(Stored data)
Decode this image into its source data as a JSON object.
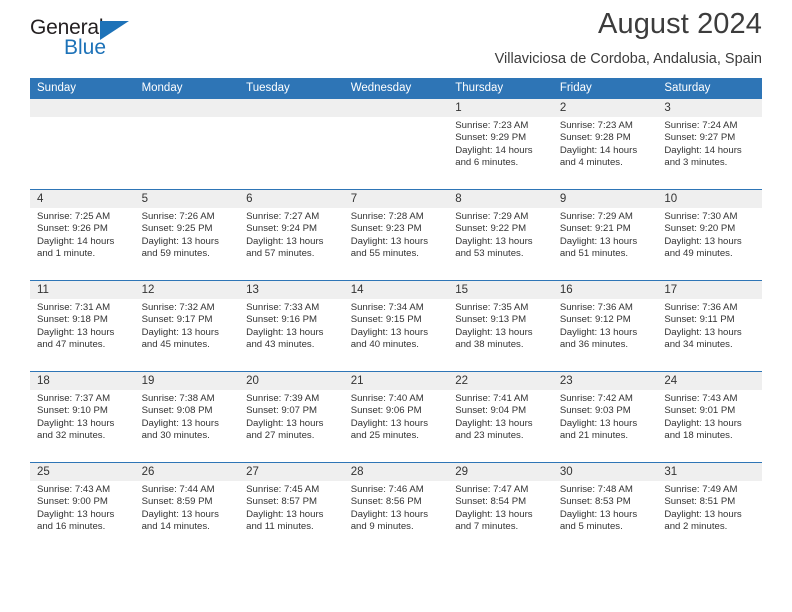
{
  "brand": {
    "name_top": "General",
    "name_bottom": "Blue",
    "accent_color": "#1d72b8"
  },
  "header": {
    "month_title": "August 2024",
    "location": "Villaviciosa de Cordoba, Andalusia, Spain"
  },
  "calendar": {
    "header_color": "#2e75b6",
    "daynum_band_color": "#efefef",
    "weekday_headers": [
      "Sunday",
      "Monday",
      "Tuesday",
      "Wednesday",
      "Thursday",
      "Friday",
      "Saturday"
    ],
    "weeks": [
      [
        {
          "day": "",
          "lines": []
        },
        {
          "day": "",
          "lines": []
        },
        {
          "day": "",
          "lines": []
        },
        {
          "day": "",
          "lines": []
        },
        {
          "day": "1",
          "lines": [
            "Sunrise: 7:23 AM",
            "Sunset: 9:29 PM",
            "Daylight: 14 hours",
            "and 6 minutes."
          ]
        },
        {
          "day": "2",
          "lines": [
            "Sunrise: 7:23 AM",
            "Sunset: 9:28 PM",
            "Daylight: 14 hours",
            "and 4 minutes."
          ]
        },
        {
          "day": "3",
          "lines": [
            "Sunrise: 7:24 AM",
            "Sunset: 9:27 PM",
            "Daylight: 14 hours",
            "and 3 minutes."
          ]
        }
      ],
      [
        {
          "day": "4",
          "lines": [
            "Sunrise: 7:25 AM",
            "Sunset: 9:26 PM",
            "Daylight: 14 hours",
            "and 1 minute."
          ]
        },
        {
          "day": "5",
          "lines": [
            "Sunrise: 7:26 AM",
            "Sunset: 9:25 PM",
            "Daylight: 13 hours",
            "and 59 minutes."
          ]
        },
        {
          "day": "6",
          "lines": [
            "Sunrise: 7:27 AM",
            "Sunset: 9:24 PM",
            "Daylight: 13 hours",
            "and 57 minutes."
          ]
        },
        {
          "day": "7",
          "lines": [
            "Sunrise: 7:28 AM",
            "Sunset: 9:23 PM",
            "Daylight: 13 hours",
            "and 55 minutes."
          ]
        },
        {
          "day": "8",
          "lines": [
            "Sunrise: 7:29 AM",
            "Sunset: 9:22 PM",
            "Daylight: 13 hours",
            "and 53 minutes."
          ]
        },
        {
          "day": "9",
          "lines": [
            "Sunrise: 7:29 AM",
            "Sunset: 9:21 PM",
            "Daylight: 13 hours",
            "and 51 minutes."
          ]
        },
        {
          "day": "10",
          "lines": [
            "Sunrise: 7:30 AM",
            "Sunset: 9:20 PM",
            "Daylight: 13 hours",
            "and 49 minutes."
          ]
        }
      ],
      [
        {
          "day": "11",
          "lines": [
            "Sunrise: 7:31 AM",
            "Sunset: 9:18 PM",
            "Daylight: 13 hours",
            "and 47 minutes."
          ]
        },
        {
          "day": "12",
          "lines": [
            "Sunrise: 7:32 AM",
            "Sunset: 9:17 PM",
            "Daylight: 13 hours",
            "and 45 minutes."
          ]
        },
        {
          "day": "13",
          "lines": [
            "Sunrise: 7:33 AM",
            "Sunset: 9:16 PM",
            "Daylight: 13 hours",
            "and 43 minutes."
          ]
        },
        {
          "day": "14",
          "lines": [
            "Sunrise: 7:34 AM",
            "Sunset: 9:15 PM",
            "Daylight: 13 hours",
            "and 40 minutes."
          ]
        },
        {
          "day": "15",
          "lines": [
            "Sunrise: 7:35 AM",
            "Sunset: 9:13 PM",
            "Daylight: 13 hours",
            "and 38 minutes."
          ]
        },
        {
          "day": "16",
          "lines": [
            "Sunrise: 7:36 AM",
            "Sunset: 9:12 PM",
            "Daylight: 13 hours",
            "and 36 minutes."
          ]
        },
        {
          "day": "17",
          "lines": [
            "Sunrise: 7:36 AM",
            "Sunset: 9:11 PM",
            "Daylight: 13 hours",
            "and 34 minutes."
          ]
        }
      ],
      [
        {
          "day": "18",
          "lines": [
            "Sunrise: 7:37 AM",
            "Sunset: 9:10 PM",
            "Daylight: 13 hours",
            "and 32 minutes."
          ]
        },
        {
          "day": "19",
          "lines": [
            "Sunrise: 7:38 AM",
            "Sunset: 9:08 PM",
            "Daylight: 13 hours",
            "and 30 minutes."
          ]
        },
        {
          "day": "20",
          "lines": [
            "Sunrise: 7:39 AM",
            "Sunset: 9:07 PM",
            "Daylight: 13 hours",
            "and 27 minutes."
          ]
        },
        {
          "day": "21",
          "lines": [
            "Sunrise: 7:40 AM",
            "Sunset: 9:06 PM",
            "Daylight: 13 hours",
            "and 25 minutes."
          ]
        },
        {
          "day": "22",
          "lines": [
            "Sunrise: 7:41 AM",
            "Sunset: 9:04 PM",
            "Daylight: 13 hours",
            "and 23 minutes."
          ]
        },
        {
          "day": "23",
          "lines": [
            "Sunrise: 7:42 AM",
            "Sunset: 9:03 PM",
            "Daylight: 13 hours",
            "and 21 minutes."
          ]
        },
        {
          "day": "24",
          "lines": [
            "Sunrise: 7:43 AM",
            "Sunset: 9:01 PM",
            "Daylight: 13 hours",
            "and 18 minutes."
          ]
        }
      ],
      [
        {
          "day": "25",
          "lines": [
            "Sunrise: 7:43 AM",
            "Sunset: 9:00 PM",
            "Daylight: 13 hours",
            "and 16 minutes."
          ]
        },
        {
          "day": "26",
          "lines": [
            "Sunrise: 7:44 AM",
            "Sunset: 8:59 PM",
            "Daylight: 13 hours",
            "and 14 minutes."
          ]
        },
        {
          "day": "27",
          "lines": [
            "Sunrise: 7:45 AM",
            "Sunset: 8:57 PM",
            "Daylight: 13 hours",
            "and 11 minutes."
          ]
        },
        {
          "day": "28",
          "lines": [
            "Sunrise: 7:46 AM",
            "Sunset: 8:56 PM",
            "Daylight: 13 hours",
            "and 9 minutes."
          ]
        },
        {
          "day": "29",
          "lines": [
            "Sunrise: 7:47 AM",
            "Sunset: 8:54 PM",
            "Daylight: 13 hours",
            "and 7 minutes."
          ]
        },
        {
          "day": "30",
          "lines": [
            "Sunrise: 7:48 AM",
            "Sunset: 8:53 PM",
            "Daylight: 13 hours",
            "and 5 minutes."
          ]
        },
        {
          "day": "31",
          "lines": [
            "Sunrise: 7:49 AM",
            "Sunset: 8:51 PM",
            "Daylight: 13 hours",
            "and 2 minutes."
          ]
        }
      ]
    ]
  }
}
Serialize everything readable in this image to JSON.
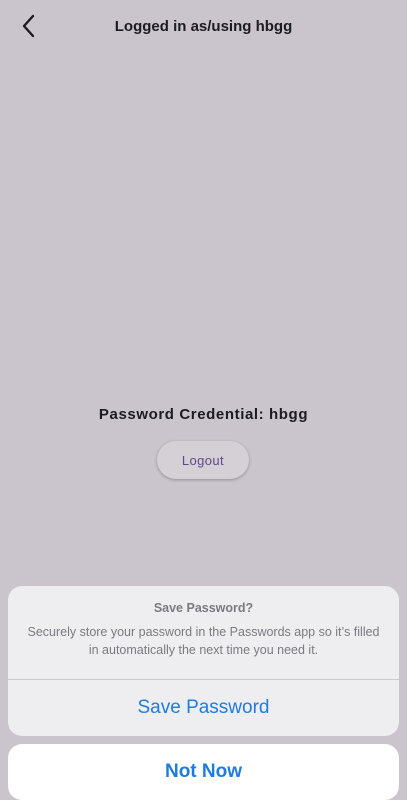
{
  "header": {
    "back_icon": "chevron-left-icon",
    "title": "Logged in as/using hbgg"
  },
  "main": {
    "credential_text": "Password Credential: hbgg",
    "logout_label": "Logout"
  },
  "save_sheet": {
    "title": "Save Password?",
    "message": "Securely store your password in the Passwords app so it’s filled in automatically the next time you need it.",
    "save_label": "Save Password",
    "not_now_label": "Not Now"
  },
  "colors": {
    "background": "#cac5cc",
    "accent_blue": "#1e7ce0",
    "logout_text": "#5b4b8a"
  }
}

PROBLEM TO WORK ON:
Track down all lines above with the string "image" and copy them.

FINAL RESULT:
Decode this image into its source data as a JSON object.
Serialize everything readable in this image to JSON.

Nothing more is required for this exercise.